• Extracted information
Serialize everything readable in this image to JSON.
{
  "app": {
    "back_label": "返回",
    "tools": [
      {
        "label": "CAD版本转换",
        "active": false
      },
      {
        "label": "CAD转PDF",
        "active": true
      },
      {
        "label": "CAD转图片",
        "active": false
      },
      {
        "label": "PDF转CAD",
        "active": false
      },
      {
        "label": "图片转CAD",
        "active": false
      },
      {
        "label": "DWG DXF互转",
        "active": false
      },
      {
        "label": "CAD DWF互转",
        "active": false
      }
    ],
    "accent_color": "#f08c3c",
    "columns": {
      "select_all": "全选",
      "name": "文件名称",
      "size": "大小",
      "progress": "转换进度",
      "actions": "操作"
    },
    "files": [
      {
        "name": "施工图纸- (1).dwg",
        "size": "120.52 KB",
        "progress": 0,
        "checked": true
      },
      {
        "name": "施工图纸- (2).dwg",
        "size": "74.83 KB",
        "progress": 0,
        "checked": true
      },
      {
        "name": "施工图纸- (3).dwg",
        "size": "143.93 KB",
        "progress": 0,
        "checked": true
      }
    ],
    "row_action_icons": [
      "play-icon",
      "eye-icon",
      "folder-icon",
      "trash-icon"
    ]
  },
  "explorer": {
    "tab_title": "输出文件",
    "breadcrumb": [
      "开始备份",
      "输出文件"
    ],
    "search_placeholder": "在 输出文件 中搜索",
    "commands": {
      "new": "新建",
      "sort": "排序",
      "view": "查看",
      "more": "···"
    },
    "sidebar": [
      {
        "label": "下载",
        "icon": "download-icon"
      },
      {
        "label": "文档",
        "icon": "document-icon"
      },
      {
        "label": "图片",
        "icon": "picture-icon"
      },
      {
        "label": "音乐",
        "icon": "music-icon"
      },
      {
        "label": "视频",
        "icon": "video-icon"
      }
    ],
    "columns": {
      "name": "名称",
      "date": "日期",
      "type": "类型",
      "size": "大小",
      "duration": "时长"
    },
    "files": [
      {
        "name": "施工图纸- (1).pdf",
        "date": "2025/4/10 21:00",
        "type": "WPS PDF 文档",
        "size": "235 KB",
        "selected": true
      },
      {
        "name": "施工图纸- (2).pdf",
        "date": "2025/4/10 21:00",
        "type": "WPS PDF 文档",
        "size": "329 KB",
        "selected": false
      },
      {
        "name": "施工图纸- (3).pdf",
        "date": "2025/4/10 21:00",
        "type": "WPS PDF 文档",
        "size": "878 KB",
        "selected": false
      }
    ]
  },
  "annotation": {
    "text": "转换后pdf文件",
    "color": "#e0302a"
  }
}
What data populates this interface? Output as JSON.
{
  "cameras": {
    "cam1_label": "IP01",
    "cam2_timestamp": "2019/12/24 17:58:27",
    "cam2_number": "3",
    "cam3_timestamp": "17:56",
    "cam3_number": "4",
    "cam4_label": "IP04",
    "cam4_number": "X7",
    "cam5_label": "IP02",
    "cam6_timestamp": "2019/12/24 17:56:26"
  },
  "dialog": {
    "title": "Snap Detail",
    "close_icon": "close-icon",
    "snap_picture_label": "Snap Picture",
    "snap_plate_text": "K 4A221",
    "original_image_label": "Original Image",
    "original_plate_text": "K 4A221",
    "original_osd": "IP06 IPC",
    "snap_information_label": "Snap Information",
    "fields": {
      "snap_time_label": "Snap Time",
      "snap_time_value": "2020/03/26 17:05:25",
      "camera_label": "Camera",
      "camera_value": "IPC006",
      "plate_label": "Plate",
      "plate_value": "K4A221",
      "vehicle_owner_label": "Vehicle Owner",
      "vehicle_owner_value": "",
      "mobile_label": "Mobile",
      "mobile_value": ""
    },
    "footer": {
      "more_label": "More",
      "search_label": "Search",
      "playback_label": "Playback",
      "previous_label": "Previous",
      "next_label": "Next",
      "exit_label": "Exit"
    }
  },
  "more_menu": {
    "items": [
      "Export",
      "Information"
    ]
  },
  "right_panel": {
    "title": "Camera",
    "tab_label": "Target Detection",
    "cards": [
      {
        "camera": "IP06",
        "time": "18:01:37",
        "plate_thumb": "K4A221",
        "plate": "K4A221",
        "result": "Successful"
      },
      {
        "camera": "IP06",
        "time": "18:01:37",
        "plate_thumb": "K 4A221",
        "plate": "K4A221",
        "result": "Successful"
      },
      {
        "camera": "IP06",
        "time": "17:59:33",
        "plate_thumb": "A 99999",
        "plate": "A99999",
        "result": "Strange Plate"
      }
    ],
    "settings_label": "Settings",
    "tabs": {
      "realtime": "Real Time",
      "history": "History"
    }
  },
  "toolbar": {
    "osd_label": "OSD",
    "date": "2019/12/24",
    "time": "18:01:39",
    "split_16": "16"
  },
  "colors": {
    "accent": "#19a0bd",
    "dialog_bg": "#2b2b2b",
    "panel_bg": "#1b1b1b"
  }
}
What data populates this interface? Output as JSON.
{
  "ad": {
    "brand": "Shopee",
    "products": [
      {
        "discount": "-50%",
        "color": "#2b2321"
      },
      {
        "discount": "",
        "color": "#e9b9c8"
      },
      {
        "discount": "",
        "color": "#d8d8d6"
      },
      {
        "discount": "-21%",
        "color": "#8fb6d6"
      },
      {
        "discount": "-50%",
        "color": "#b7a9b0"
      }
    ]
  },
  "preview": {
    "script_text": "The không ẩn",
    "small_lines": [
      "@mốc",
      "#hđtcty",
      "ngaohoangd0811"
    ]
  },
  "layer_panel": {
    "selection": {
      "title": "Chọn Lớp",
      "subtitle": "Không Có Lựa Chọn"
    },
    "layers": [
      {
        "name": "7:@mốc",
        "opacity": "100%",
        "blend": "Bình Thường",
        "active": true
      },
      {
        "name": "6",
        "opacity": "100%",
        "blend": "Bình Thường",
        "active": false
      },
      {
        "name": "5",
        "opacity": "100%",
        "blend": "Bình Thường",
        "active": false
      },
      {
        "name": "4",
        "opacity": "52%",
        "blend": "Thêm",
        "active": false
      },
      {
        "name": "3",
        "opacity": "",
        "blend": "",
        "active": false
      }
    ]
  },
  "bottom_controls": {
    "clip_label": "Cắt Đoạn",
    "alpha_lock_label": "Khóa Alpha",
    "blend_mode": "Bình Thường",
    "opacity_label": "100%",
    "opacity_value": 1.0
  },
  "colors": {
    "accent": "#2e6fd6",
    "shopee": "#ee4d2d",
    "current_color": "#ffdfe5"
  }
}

• What to work on
Reproduce the records above exactly as they appear.

• Output below
Serialize everything readable in this image to JSON.
{
  "app": {
    "back_label": "返回",
    "tools": [
      {
        "label": "CAD版本转换",
        "active": false
      },
      {
        "label": "CAD转PDF",
        "active": true
      },
      {
        "label": "CAD转图片",
        "active": false
      },
      {
        "label": "PDF转CAD",
        "active": false
      },
      {
        "label": "图片转CAD",
        "active": false
      },
      {
        "label": "DWG DXF互转",
        "active": false
      },
      {
        "label": "CAD DWF互转",
        "active": false
      }
    ],
    "accent_color": "#f08c3c",
    "columns": {
      "select_all": "全选",
      "name": "文件名称",
      "size": "大小",
      "progress": "转换进度",
      "actions": "操作"
    },
    "files": [
      {
        "name": "施工图纸- (1).dwg",
        "size": "120.52 KB",
        "progress": 0,
        "checked": true
      },
      {
        "name": "施工图纸- (2).dwg",
        "size": "74.83 KB",
        "progress": 0,
        "checked": true
      },
      {
        "name": "施工图纸- (3).dwg",
        "size": "143.93 KB",
        "progress": 0,
        "checked": true
      }
    ],
    "row_action_icons": [
      "play-icon",
      "eye-icon",
      "folder-icon",
      "trash-icon"
    ]
  },
  "explorer": {
    "tab_title": "输出文件",
    "breadcrumb": [
      "开始备份",
      "输出文件"
    ],
    "search_placeholder": "在 输出文件 中搜索",
    "commands": {
      "new": "新建",
      "sort": "排序",
      "view": "查看",
      "more": "···"
    },
    "sidebar": [
      {
        "label": "下载",
        "icon": "download-icon"
      },
      {
        "label": "文档",
        "icon": "document-icon"
      },
      {
        "label": "图片",
        "icon": "picture-icon"
      },
      {
        "label": "音乐",
        "icon": "music-icon"
      },
      {
        "label": "视频",
        "icon": "video-icon"
      }
    ],
    "columns": {
      "name": "名称",
      "date": "日期",
      "type": "类型",
      "size": "大小",
      "duration": "时长"
    },
    "files": [
      {
        "name": "施工图纸- (1).pdf",
        "date": "2025/4/10 21:00",
        "type": "WPS PDF 文档",
        "size": "235 KB",
        "selected": true
      },
      {
        "name": "施工图纸- (2).pdf",
        "date": "2025/4/10 21:00",
        "type": "WPS PDF 文档",
        "size": "329 KB",
        "selected": false
      },
      {
        "name": "施工图纸- (3).pdf",
        "date": "2025/4/10 21:00",
        "type": "WPS PDF 文档",
        "size": "878 KB",
        "selected": false
      }
    ]
  },
  "annotation": {
    "text": "转换后pdf文件",
    "color": "#e0302a"
  }
}
What data populates this interface? Output as JSON.
{
  "cameras": {
    "cam1_label": "IP01",
    "cam2_timestamp": "2019/12/24 17:58:27",
    "cam2_number": "3",
    "cam3_timestamp": "17:56",
    "cam3_number": "4",
    "cam4_label": "IP04",
    "cam4_number": "X7",
    "cam5_label": "IP02",
    "cam6_timestamp": "2019/12/24 17:56:26"
  },
  "dialog": {
    "title": "Snap Detail",
    "close_icon": "close-icon",
    "snap_picture_label": "Snap Picture",
    "snap_plate_text": "K 4A221",
    "original_image_label": "Original Image",
    "original_plate_text": "K 4A221",
    "original_osd": "IP06 IPC",
    "snap_information_label": "Snap Information",
    "fields": {
      "snap_time_label": "Snap Time",
      "snap_time_value": "2020/03/26 17:05:25",
      "camera_label": "Camera",
      "camera_value": "IPC006",
      "plate_label": "Plate",
      "plate_value": "K4A221",
      "vehicle_owner_label": "Vehicle Owner",
      "vehicle_owner_value": "",
      "mobile_label": "Mobile",
      "mobile_value": ""
    },
    "footer": {
      "more_label": "More",
      "search_label": "Search",
      "playback_label": "Playback",
      "previous_label": "Previous",
      "next_label": "Next",
      "exit_label": "Exit"
    }
  },
  "more_menu": {
    "items": [
      "Export",
      "Information"
    ]
  },
  "right_panel": {
    "title": "Camera",
    "tab_label": "Target Detection",
    "cards": [
      {
        "camera": "IP06",
        "time": "18:01:37",
        "plate_thumb": "K4A221",
        "plate": "K4A221",
        "result": "Successful"
      },
      {
        "camera": "IP06",
        "time": "18:01:37",
        "plate_thumb": "K 4A221",
        "plate": "K4A221",
        "result": "Successful"
      },
      {
        "camera": "IP06",
        "time": "17:59:33",
        "plate_thumb": "A 99999",
        "plate": "A99999",
        "result": "Strange Plate"
      }
    ],
    "settings_label": "Settings",
    "tabs": {
      "realtime": "Real Time",
      "history": "History"
    }
  },
  "toolbar": {
    "osd_label": "OSD",
    "date": "2019/12/24",
    "time": "18:01:39",
    "split_16": "16"
  },
  "colors": {
    "accent": "#19a0bd",
    "dialog_bg": "#2b2b2b",
    "panel_bg": "#1b1b1b"
  }
}
What data populates this interface? Output as JSON.
{
  "ad": {
    "brand": "Shopee",
    "products": [
      {
        "discount": "-50%",
        "color": "#2b2321"
      },
      {
        "discount": "",
        "color": "#e9b9c8"
      },
      {
        "discount": "",
        "color": "#d8d8d6"
      },
      {
        "discount": "-21%",
        "color": "#8fb6d6"
      },
      {
        "discount": "-50%",
        "color": "#b7a9b0"
      }
    ]
  },
  "preview": {
    "script_text": "The không ẩn",
    "small_lines": [
      "@mốc",
      "#hđtcty",
      "ngaohoangd0811"
    ]
  },
  "layer_panel": {
    "selection": {
      "title": "Chọn Lớp",
      "subtitle": "Không Có Lựa Chọn"
    },
    "layers": [
      {
        "name": "7:@mốc",
        "opacity": "100%",
        "blend": "Bình Thường",
        "active": true
      },
      {
        "name": "6",
        "opacity": "100%",
        "blend": "Bình Thường",
        "active": false
      },
      {
        "name": "5",
        "opacity": "100%",
        "blend": "Bình Thường",
        "active": false
      },
      {
        "name": "4",
        "opacity": "52%",
        "blend": "Thêm",
        "active": false
      },
      {
        "name": "3",
        "opacity": "",
        "blend": "",
        "active": false
      }
    ]
  },
  "bottom_controls": {
    "clip_label": "Cắt Đoạn",
    "alpha_lock_label": "Khóa Alpha",
    "blend_mode": "Bình Thường",
    "opacity_label": "100%",
    "opacity_value": 1.0
  },
  "colors": {
    "accent": "#2e6fd6",
    "shopee": "#ee4d2d",
    "current_color": "#ffdfe5"
  }
}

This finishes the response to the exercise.